(Items listed in a dataset)
════
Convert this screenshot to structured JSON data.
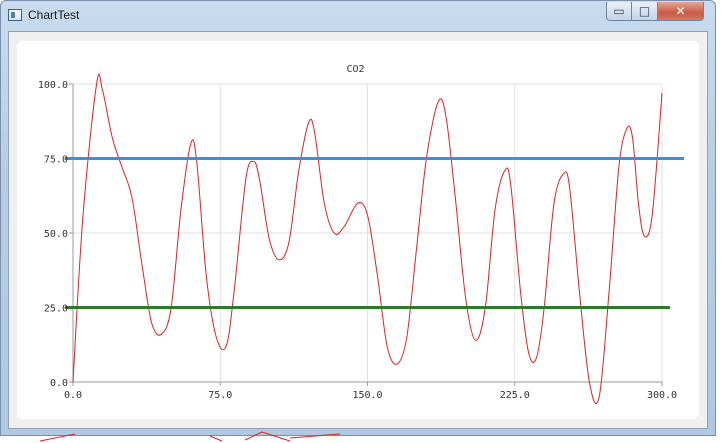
{
  "window": {
    "title": "ChartTest",
    "minimize_glyph": "▭",
    "maximize_glyph": "□",
    "close_glyph": "✕",
    "icons": [
      "app-icon",
      "minimize-icon",
      "maximize-icon",
      "close-icon"
    ]
  },
  "chart_data": {
    "type": "line",
    "title": "CO2",
    "xlabel": "",
    "ylabel": "",
    "xlim": [
      0,
      300
    ],
    "ylim": [
      0,
      100
    ],
    "x_ticks": [
      "0.0",
      "75.0",
      "150.0",
      "225.0",
      "300.0"
    ],
    "y_ticks": [
      "0.0",
      "25.0",
      "50.0",
      "75.0",
      "100.0"
    ],
    "grid": true,
    "series": [
      {
        "color": "#e02020",
        "points": [
          [
            0,
            0
          ],
          [
            5,
            55
          ],
          [
            12,
            100
          ],
          [
            15,
            98
          ],
          [
            20,
            82
          ],
          [
            25,
            72
          ],
          [
            30,
            62
          ],
          [
            35,
            40
          ],
          [
            40,
            20
          ],
          [
            45,
            16
          ],
          [
            50,
            25
          ],
          [
            55,
            58
          ],
          [
            60,
            80
          ],
          [
            63,
            74
          ],
          [
            68,
            35
          ],
          [
            73,
            15
          ],
          [
            78,
            12
          ],
          [
            82,
            30
          ],
          [
            88,
            68
          ],
          [
            92,
            74
          ],
          [
            95,
            68
          ],
          [
            100,
            48
          ],
          [
            105,
            41
          ],
          [
            110,
            47
          ],
          [
            115,
            71
          ],
          [
            120,
            87
          ],
          [
            123,
            84
          ],
          [
            128,
            60
          ],
          [
            133,
            50
          ],
          [
            138,
            52
          ],
          [
            145,
            60
          ],
          [
            150,
            56
          ],
          [
            155,
            36
          ],
          [
            160,
            12
          ],
          [
            165,
            6
          ],
          [
            170,
            15
          ],
          [
            175,
            45
          ],
          [
            180,
            75
          ],
          [
            186,
            94
          ],
          [
            190,
            89
          ],
          [
            195,
            60
          ],
          [
            200,
            28
          ],
          [
            205,
            14
          ],
          [
            210,
            25
          ],
          [
            215,
            58
          ],
          [
            220,
            71
          ],
          [
            223,
            66
          ],
          [
            228,
            30
          ],
          [
            232,
            10
          ],
          [
            236,
            8
          ],
          [
            240,
            25
          ],
          [
            245,
            60
          ],
          [
            250,
            70
          ],
          [
            253,
            65
          ],
          [
            258,
            30
          ],
          [
            263,
            0
          ],
          [
            268,
            -5
          ],
          [
            273,
            30
          ],
          [
            278,
            72
          ],
          [
            282,
            85
          ],
          [
            285,
            82
          ],
          [
            288,
            60
          ],
          [
            291,
            49
          ],
          [
            295,
            56
          ],
          [
            300,
            97
          ]
        ]
      }
    ],
    "reference_lines": [
      {
        "y": 75,
        "color": "#3a8fe0",
        "extends_past_axis": true
      },
      {
        "y": 25,
        "color": "#2a7a2a",
        "extends_past_axis": true
      }
    ]
  }
}
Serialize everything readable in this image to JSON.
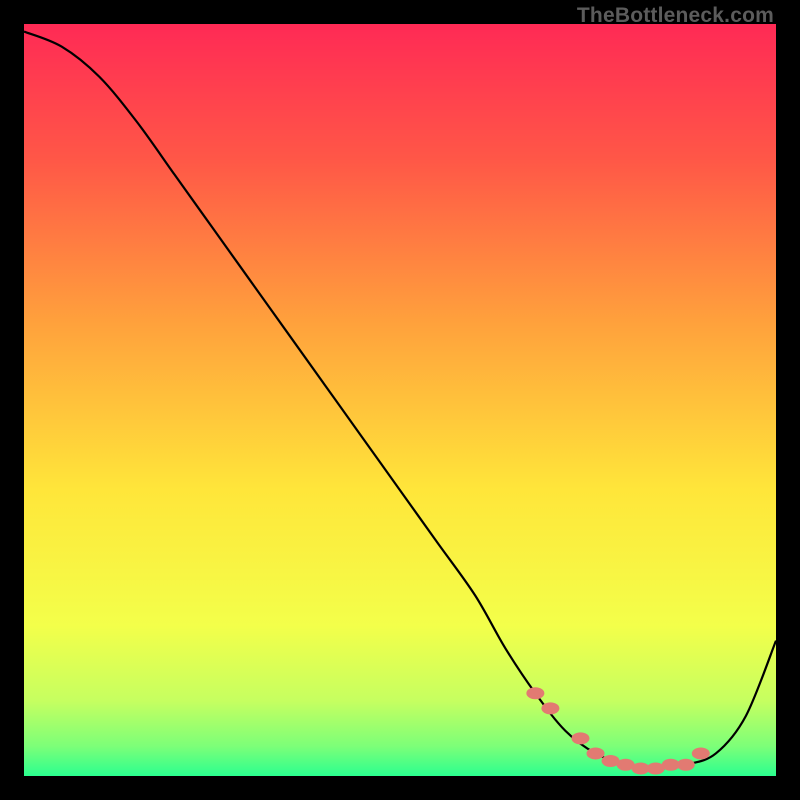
{
  "watermark": "TheBottleneck.com",
  "chart_data": {
    "type": "line",
    "title": "",
    "xlabel": "",
    "ylabel": "",
    "xlim": [
      0,
      100
    ],
    "ylim": [
      0,
      100
    ],
    "series": [
      {
        "name": "bottleneck-curve",
        "x": [
          0,
          5,
          10,
          15,
          20,
          25,
          30,
          35,
          40,
          45,
          50,
          55,
          60,
          64,
          68,
          72,
          76,
          80,
          84,
          88,
          92,
          96,
          100
        ],
        "values": [
          99,
          97,
          93,
          87,
          80,
          73,
          66,
          59,
          52,
          45,
          38,
          31,
          24,
          17,
          11,
          6,
          3,
          1.5,
          1,
          1.5,
          3,
          8,
          18
        ]
      }
    ],
    "markers": {
      "name": "highlight-dots",
      "color": "#e27a72",
      "x": [
        68,
        70,
        74,
        76,
        78,
        80,
        82,
        84,
        86,
        88,
        90
      ],
      "values": [
        11,
        9,
        5,
        3,
        2,
        1.5,
        1,
        1,
        1.5,
        1.5,
        3
      ]
    },
    "gradient_stops": [
      {
        "offset": 0.0,
        "color": "#ff2a55"
      },
      {
        "offset": 0.18,
        "color": "#ff5747"
      },
      {
        "offset": 0.4,
        "color": "#ffa23c"
      },
      {
        "offset": 0.62,
        "color": "#ffe63a"
      },
      {
        "offset": 0.8,
        "color": "#f3ff4a"
      },
      {
        "offset": 0.9,
        "color": "#c6ff60"
      },
      {
        "offset": 0.96,
        "color": "#7dff78"
      },
      {
        "offset": 1.0,
        "color": "#2bff8f"
      }
    ]
  }
}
════
== SHORT TASK ==
Report how many lines in the records above contain the word "color", giving only the number.

== SOLUTION TO THIS EXERCISE ==
12